(Task to carry out)
Would you repeat the listing exactly but omit every picture?

(Collection entries)
• • • •

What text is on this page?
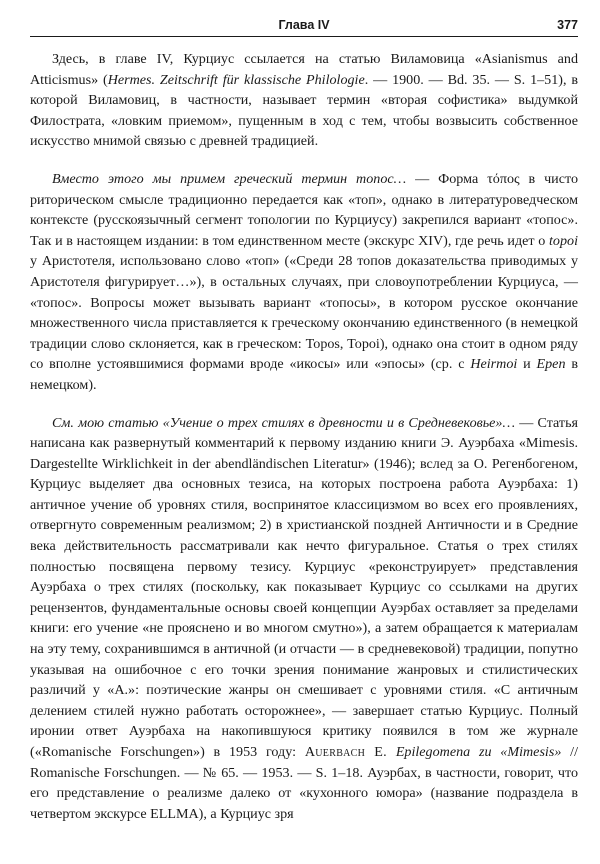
Глава IV	377

Здесь, в главе IV, Курциус ссылается на статью Виламовица «Asianismus and Atticismus» (Hermes. Zeitschrift für klassische Philologie. — 1900. — Bd. 35. — S. 1–51), в которой Виламовиц, в частности, называет термин «вторая софистика» выдумкой Филострата, «ловким приемом», пущенным в ход с тем, чтобы возвысить собственное искусство мнимой связью с древней традицией.

Вместо этого мы примем греческий термин топос… — Форма τόπος в чисто риторическом смысле традиционно передается как «топ», однако в литературоведческом контексте (русскоязычный сегмент топологии по Курциусу) закрепился вариант «топос». Так и в настоящем издании: в том единственном месте (экскурс XIV), где речь идет о topoi у Аристотеля, использовано слово «топ» («Среди 28 топов доказательства приводимых у Аристотеля фигурирует…»), в остальных случаях, при словоупотреблении Курциуса, — «топос». Вопросы может вызывать вариант «топосы», в котором русское окончание множественного числа приставляется к греческому окончанию единственного (в немецкой традиции слово склоняется, как в греческом: Topos, Topoi), однако она стоит в одном ряду со вполне устоявшимися формами вроде «икосы» или «эпосы» (ср. с Heirmoi и Epen в немецком).

См. мою статью «Учение о трех стилях в древности и в Средневековье»… — Статья написана как развернутый комментарий к первому изданию книги Э. Ауэрбаха «Mimesis. Dargestellte Wirklichkeit in der abendländischen Literatur» (1946); вслед за О. Регенбогеном, Курциус выделяет два основных тезиса, на которых построена работа Ауэрбаха: 1) античное учение об уровнях стиля, воспринятое классицизмом во всех его проявлениях, отвергнуто современным реализмом; 2) в христианской поздней Античности и в Средние века действительность рассматривали как нечто фигуральное. Статья о трех стилях полностью посвящена первому тезису. Курциус «реконструирует» представления Ауэрбаха о трех стилях (поскольку, как показывает Курциус со ссылками на других рецензентов, фундаментальные основы своей концепции Ауэрбах оставляет за пределами книги: его учение «не прояснено и во многом смутно»), а затем обращается к материалам на эту тему, сохранившимся в античной (и отчасти — в средневековой) традиции, попутно указывая на ошибочное с его точки зрения понимание жанровых и стилистических различий у «А.»: поэтические жанры он смешивает с уровнями стиля. «С античным делением стилей нужно работать осторожнее», — завершает статью Курциус. Полный иронии ответ Ауэрбаха на накопившуюся критику появился в том же журнале («Romanische Forschungen») в 1953 году: Auerbach E. Epilegomena zu «Mimesis» // Romanische Forschungen. — № 65. — 1953. — S. 1–18. Ауэрбах, в частности, говорит, что его представление о реализме далеко от «кухонного юмора» (название подраздела в четвертом экскурсе ELLMA), а Курциус зря
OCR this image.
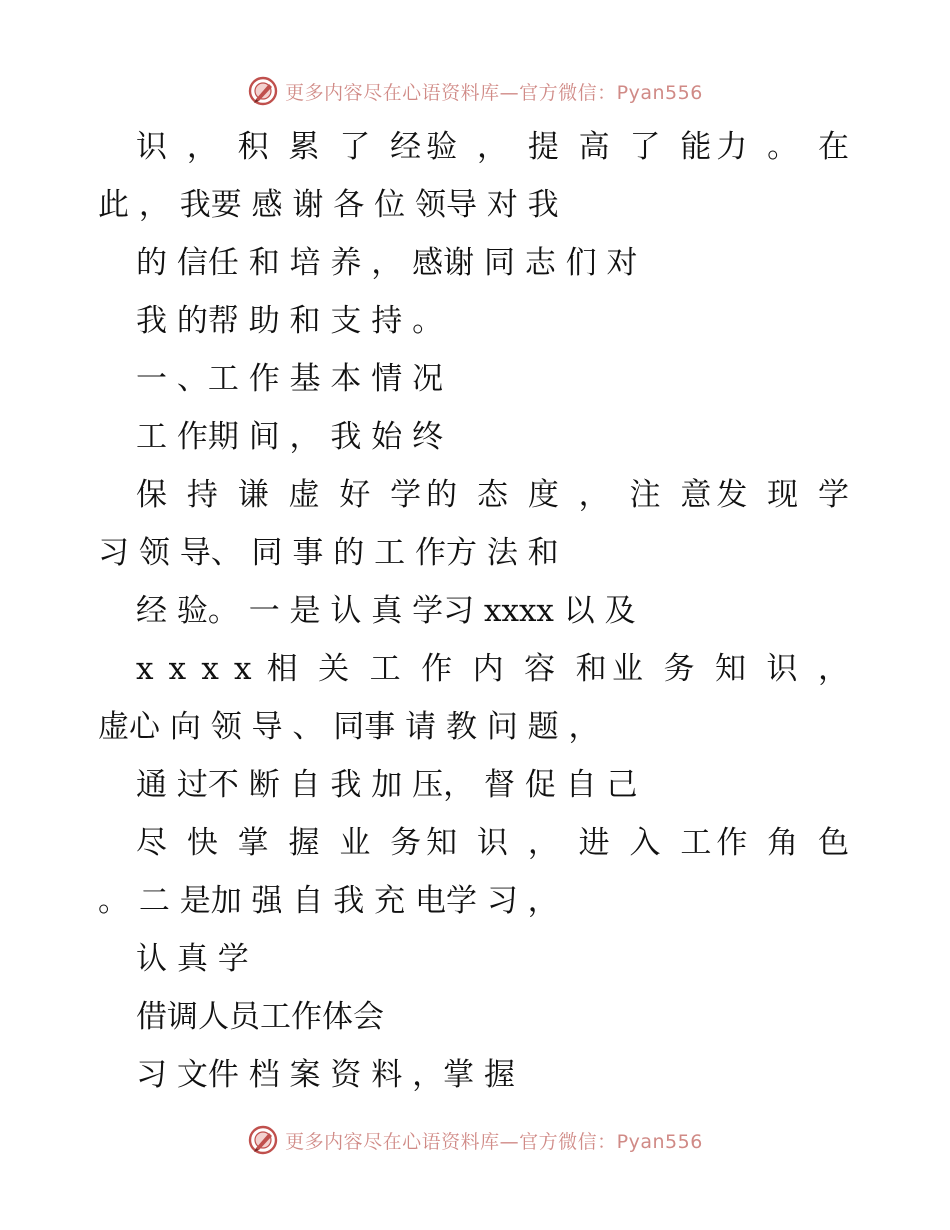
更多内容尽在心语资料库—官方微信：Pyan556
识 ， 积 累 了 经验 ， 提 高 了 能力 。 在
此 ， 我要 感 谢 各 位 领导 对 我
的 信任 和 培 养 ， 感谢 同 志 们 对
我 的帮 助 和 支 持 。
一 、工 作 基 本 情 况
工 作期 间 ， 我 始 终
保 持 谦 虚 好 学的 态 度 ， 注 意发 现 学
习 领 导、 同 事 的 工 作方 法 和
经 验。 一 是 认 真 学习 xxxx 以 及
x x x x 相 关 工 作 内 容 和业 务 知 识 ，
虚心 向 领 导 、 同事 请 教 问 题 ，
通 过不 断 自 我 加 压， 督 促 自 己
尽 快 掌 握 业 务知 识 ， 进 入 工作 角 色
。 二 是加 强 自 我 充 电学 习 ，
认 真 学
借调人员工作体会
习 文件 档 案 资 料 ，掌 握
更多内容尽在心语资料库—官方微信：Pyan556
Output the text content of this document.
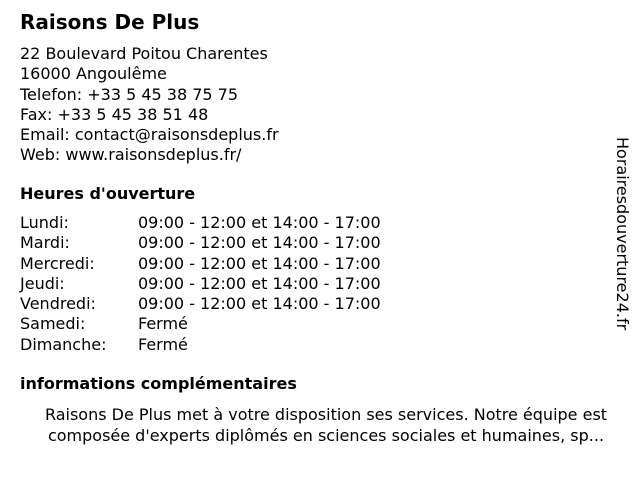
Raisons De Plus
22 Boulevard Poitou Charentes
16000 Angoulême
Telefon: +33 5 45 38 75 75
Fax: +33 5 45 38 51 48
Email: contact@raisonsdeplus.fr
Web: www.raisonsdeplus.fr/
Heures d'ouverture
Lundi:	09:00 - 12:00 et 14:00 - 17:00
Mardi:	09:00 - 12:00 et 14:00 - 17:00
Mercredi:	09:00 - 12:00 et 14:00 - 17:00
Jeudi:	09:00 - 12:00 et 14:00 - 17:00
Vendredi:	09:00 - 12:00 et 14:00 - 17:00
Samedi:	Fermé
Dimanche:	Fermé
informations complémentaires
Raisons De Plus met à votre disposition ses services. Notre équipe est
composée d'experts diplômés en sciences sociales et humaines, sp...
Horairesdouverture24.fr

• • • •

(Solution to the problem)
What text is on this page?
Глава IV	377

Здесь, в главе IV, Курциус ссылается на статью Виламовица «Asianismus and Atticismus» (Hermes. Zeitschrift für klassische Philologie. — 1900. — Bd. 35. — S. 1–51), в которой Виламовиц, в частности, называет термин «вторая софистика» выдумкой Филострата, «ловким приемом», пущенным в ход с тем, чтобы возвысить собственное искусство мнимой связью с древней традицией.

Вместо этого мы примем греческий термин топос… — Форма τόπος в чисто риторическом смысле традиционно передается как «топ», однако в литературоведческом контексте (русскоязычный сегмент топологии по Курциусу) закрепился вариант «топос». Так и в настоящем издании: в том единственном месте (экскурс XIV), где речь идет о topoi у Аристотеля, использовано слово «топ» («Среди 28 топов доказательства приводимых у Аристотеля фигурирует…»), в остальных случаях, при словоупотреблении Курциуса, — «топос». Вопросы может вызывать вариант «топосы», в котором русское окончание множественного числа приставляется к греческому окончанию единственного (в немецкой традиции слово склоняется, как в греческом: Topos, Topoi), однако она стоит в одном ряду со вполне устоявшимися формами вроде «икосы» или «эпосы» (ср. с Heirmoi и Epen в немецком).

См. мою статью «Учение о трех стилях в древности и в Средневековье»… — Статья написана как развернутый комментарий к первому изданию книги Э. Ауэрбаха «Mimesis. Dargestellte Wirklichkeit in der abendländischen Literatur» (1946); вслед за О. Регенбогеном, Курциус выделяет два основных тезиса, на которых построена работа Ауэрбаха: 1) античное учение об уровнях стиля, воспринятое классицизмом во всех его проявлениях, отвергнуто современным реализмом; 2) в христианской поздней Античности и в Средние века действительность рассматривали как нечто фигуральное. Статья о трех стилях полностью посвящена первому тезису. Курциус «реконструирует» представления Ауэрбаха о трех стилях (поскольку, как показывает Курциус со ссылками на других рецензентов, фундаментальные основы своей концепции Ауэрбах оставляет за пределами книги: его учение «не прояснено и во многом смутно»), а затем обращается к материалам на эту тему, сохранившимся в античной (и отчасти — в средневековой) традиции, попутно указывая на ошибочное с его точки зрения понимание жанровых и стилистических различий у «А.»: поэтические жанры он смешивает с уровнями стиля. «С античным делением стилей нужно работать осторожнее», — завершает статью Курциус. Полный иронии ответ Ауэрбаха на накопившуюся критику появился в том же журнале («Romanische Forschungen») в 1953 году: Auerbach E. Epilegomena zu «Mimesis» // Romanische Forschungen. — № 65. — 1953. — S. 1–18. Ауэрбах, в частности, говорит, что его представление о реализме далеко от «кухонного юмора» (название подраздела в четвертом экскурсе ELLMA), а Курциус зря
OCR this image.
更多内容尽在心语资料库—官方微信：Pyan556
识 ， 积 累 了 经验 ， 提 高 了 能力 。 在
此 ， 我要 感 谢 各 位 领导 对 我
的 信任 和 培 养 ， 感谢 同 志 们 对
我 的帮 助 和 支 持 。
一 、工 作 基 本 情 况
工 作期 间 ， 我 始 终
保 持 谦 虚 好 学的 态 度 ， 注 意发 现 学
习 领 导、 同 事 的 工 作方 法 和
经 验。 一 是 认 真 学习 xxxx 以 及
x x x x 相 关 工 作 内 容 和业 务 知 识 ，
虚心 向 领 导 、 同事 请 教 问 题 ，
通 过不 断 自 我 加 压， 督 促 自 己
尽 快 掌 握 业 务知 识 ， 进 入 工作 角 色
。 二 是加 强 自 我 充 电学 习 ，
认 真 学
借调人员工作体会
习 文件 档 案 资 料 ，掌 握
更多内容尽在心语资料库—官方微信：Pyan556
Output the text content of this document.
Raisons De Plus
22 Boulevard Poitou Charentes
16000 Angoulême
Telefon: +33 5 45 38 75 75
Fax: +33 5 45 38 51 48
Email: contact@raisonsdeplus.fr
Web: www.raisonsdeplus.fr/
Heures d'ouverture
Lundi:	09:00 - 12:00 et 14:00 - 17:00
Mardi:	09:00 - 12:00 et 14:00 - 17:00
Mercredi:	09:00 - 12:00 et 14:00 - 17:00
Jeudi:	09:00 - 12:00 et 14:00 - 17:00
Vendredi:	09:00 - 12:00 et 14:00 - 17:00
Samedi:	Fermé
Dimanche:	Fermé
informations complémentaires
Raisons De Plus met à votre disposition ses services. Notre équipe est
composée d'experts diplômés en sciences sociales et humaines, sp...
Horairesdouverture24.fr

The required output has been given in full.